> [Short task] Every line below should be copied exactly; drop the pictures.

# # # # #

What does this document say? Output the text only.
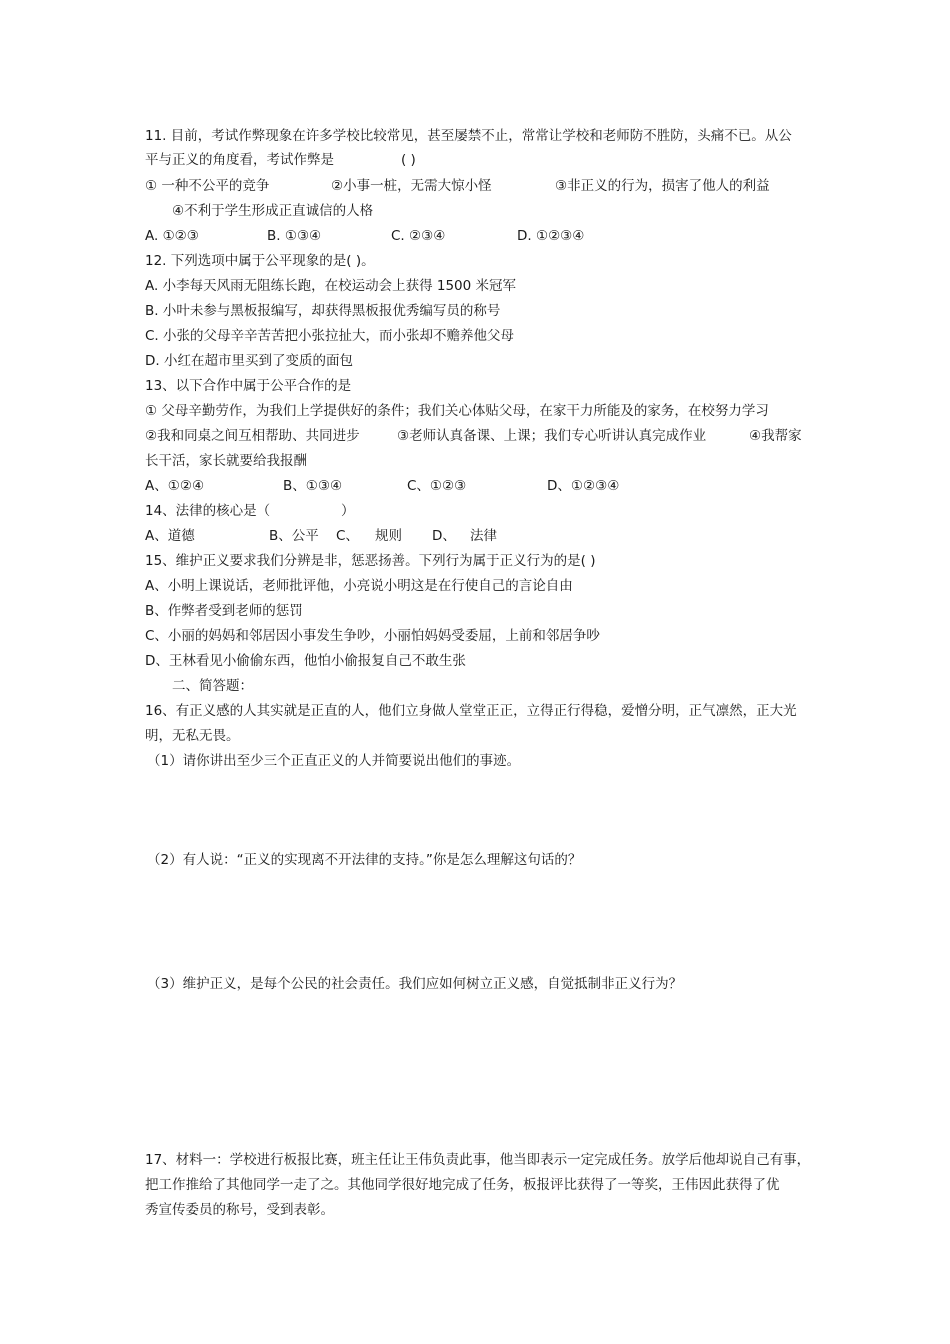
11. 目前，考试作弊现象在许多学校比较常见，甚至屡禁不止，常常让学校和老师防不胜防，头痛不已。从公
平与正义的角度看，考试作弊是	( )
① 一种不公平的竞争	②小事一桩，无需大惊小怪	③非正义的行为，损害了他人的利益
④不利于学生形成正直诚信的人格
A. ①②③	B. ①③④	C. ②③④	D. ①②③④
12. 下列选项中属于公平现象的是( )。
A. 小李每天风雨无阻练长跑，在校运动会上获得 1500 米冠军
B. 小叶未参与黑板报编写，却获得黑板报优秀编写员的称号
C. 小张的父母辛辛苦苦把小张拉扯大，而小张却不赡养他父母
D. 小红在超市里买到了变质的面包
13、以下合作中属于公平合作的是
① 父母辛勤劳作，为我们上学提供好的条件；我们关心体贴父母，在家干力所能及的家务，在校努力学习
②我和同桌之间互相帮助、共同进步	③老师认真备课、上课；我们专心听讲认真完成作业	④我帮家
长干活，家长就要给我报酬
A、①②④	B、①③④	C、①②③	D、①②③④
14、法律的核心是（	）
A、道德	B、公平 C、 规则 D、 法律
15、维护正义要求我们分辨是非，惩恶扬善。下列行为属于正义行为的是( )
A、小明上课说话，老师批评他，小亮说小明这是在行使自己的言论自由
B、作弊者受到老师的惩罚
C、小丽的妈妈和邻居因小事发生争吵，小丽怕妈妈受委屈，上前和邻居争吵
D、王林看见小偷偷东西，他怕小偷报复自己不敢生张
二、简答题：
16、有正义感的人其实就是正直的人，他们立身做人堂堂正正，立得正行得稳，爱憎分明，正气凛然，正大光
明，无私无畏。
（1）请你讲出至少三个正直正义的人并简要说出他们的事迹。
（2）有人说：“正义的实现离不开法律的支持。”你是怎么理解这句话的？
（3）维护正义，是每个公民的社会责任。我们应如何树立正义感，自觉抵制非正义行为？
17、材料一：学校进行板报比赛，班主任让王伟负责此事，他当即表示一定完成任务。放学后他却说自己有事，
把工作推给了其他同学一走了之。其他同学很好地完成了任务，板报评比获得了一等奖，王伟因此获得了优
秀宣传委员的称号，受到表彰。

# # # # #

> [Worked solution]
What does this document say? Output the text only.
11. 目前，考试作弊现象在许多学校比较常见，甚至屡禁不止，常常让学校和老师防不胜防，头痛不已。从公
平与正义的角度看，考试作弊是	( )
① 一种不公平的竞争	②小事一桩，无需大惊小怪	③非正义的行为，损害了他人的利益
④不利于学生形成正直诚信的人格
A. ①②③	B. ①③④	C. ②③④	D. ①②③④
12. 下列选项中属于公平现象的是( )。
A. 小李每天风雨无阻练长跑，在校运动会上获得 1500 米冠军
B. 小叶未参与黑板报编写，却获得黑板报优秀编写员的称号
C. 小张的父母辛辛苦苦把小张拉扯大，而小张却不赡养他父母
D. 小红在超市里买到了变质的面包
13、以下合作中属于公平合作的是
① 父母辛勤劳作，为我们上学提供好的条件；我们关心体贴父母，在家干力所能及的家务，在校努力学习
②我和同桌之间互相帮助、共同进步	③老师认真备课、上课；我们专心听讲认真完成作业	④我帮家
长干活，家长就要给我报酬
A、①②④	B、①③④	C、①②③	D、①②③④
14、法律的核心是（	）
A、道德	B、公平 C、 规则 D、 法律
15、维护正义要求我们分辨是非，惩恶扬善。下列行为属于正义行为的是( )
A、小明上课说话，老师批评他，小亮说小明这是在行使自己的言论自由
B、作弊者受到老师的惩罚
C、小丽的妈妈和邻居因小事发生争吵，小丽怕妈妈受委屈，上前和邻居争吵
D、王林看见小偷偷东西，他怕小偷报复自己不敢生张
二、简答题：
16、有正义感的人其实就是正直的人，他们立身做人堂堂正正，立得正行得稳，爱憎分明，正气凛然，正大光
明，无私无畏。
（1）请你讲出至少三个正直正义的人并简要说出他们的事迹。
（2）有人说：“正义的实现离不开法律的支持。”你是怎么理解这句话的？
（3）维护正义，是每个公民的社会责任。我们应如何树立正义感，自觉抵制非正义行为？
17、材料一：学校进行板报比赛，班主任让王伟负责此事，他当即表示一定完成任务。放学后他却说自己有事，
把工作推给了其他同学一走了之。其他同学很好地完成了任务，板报评比获得了一等奖，王伟因此获得了优
秀宣传委员的称号，受到表彰。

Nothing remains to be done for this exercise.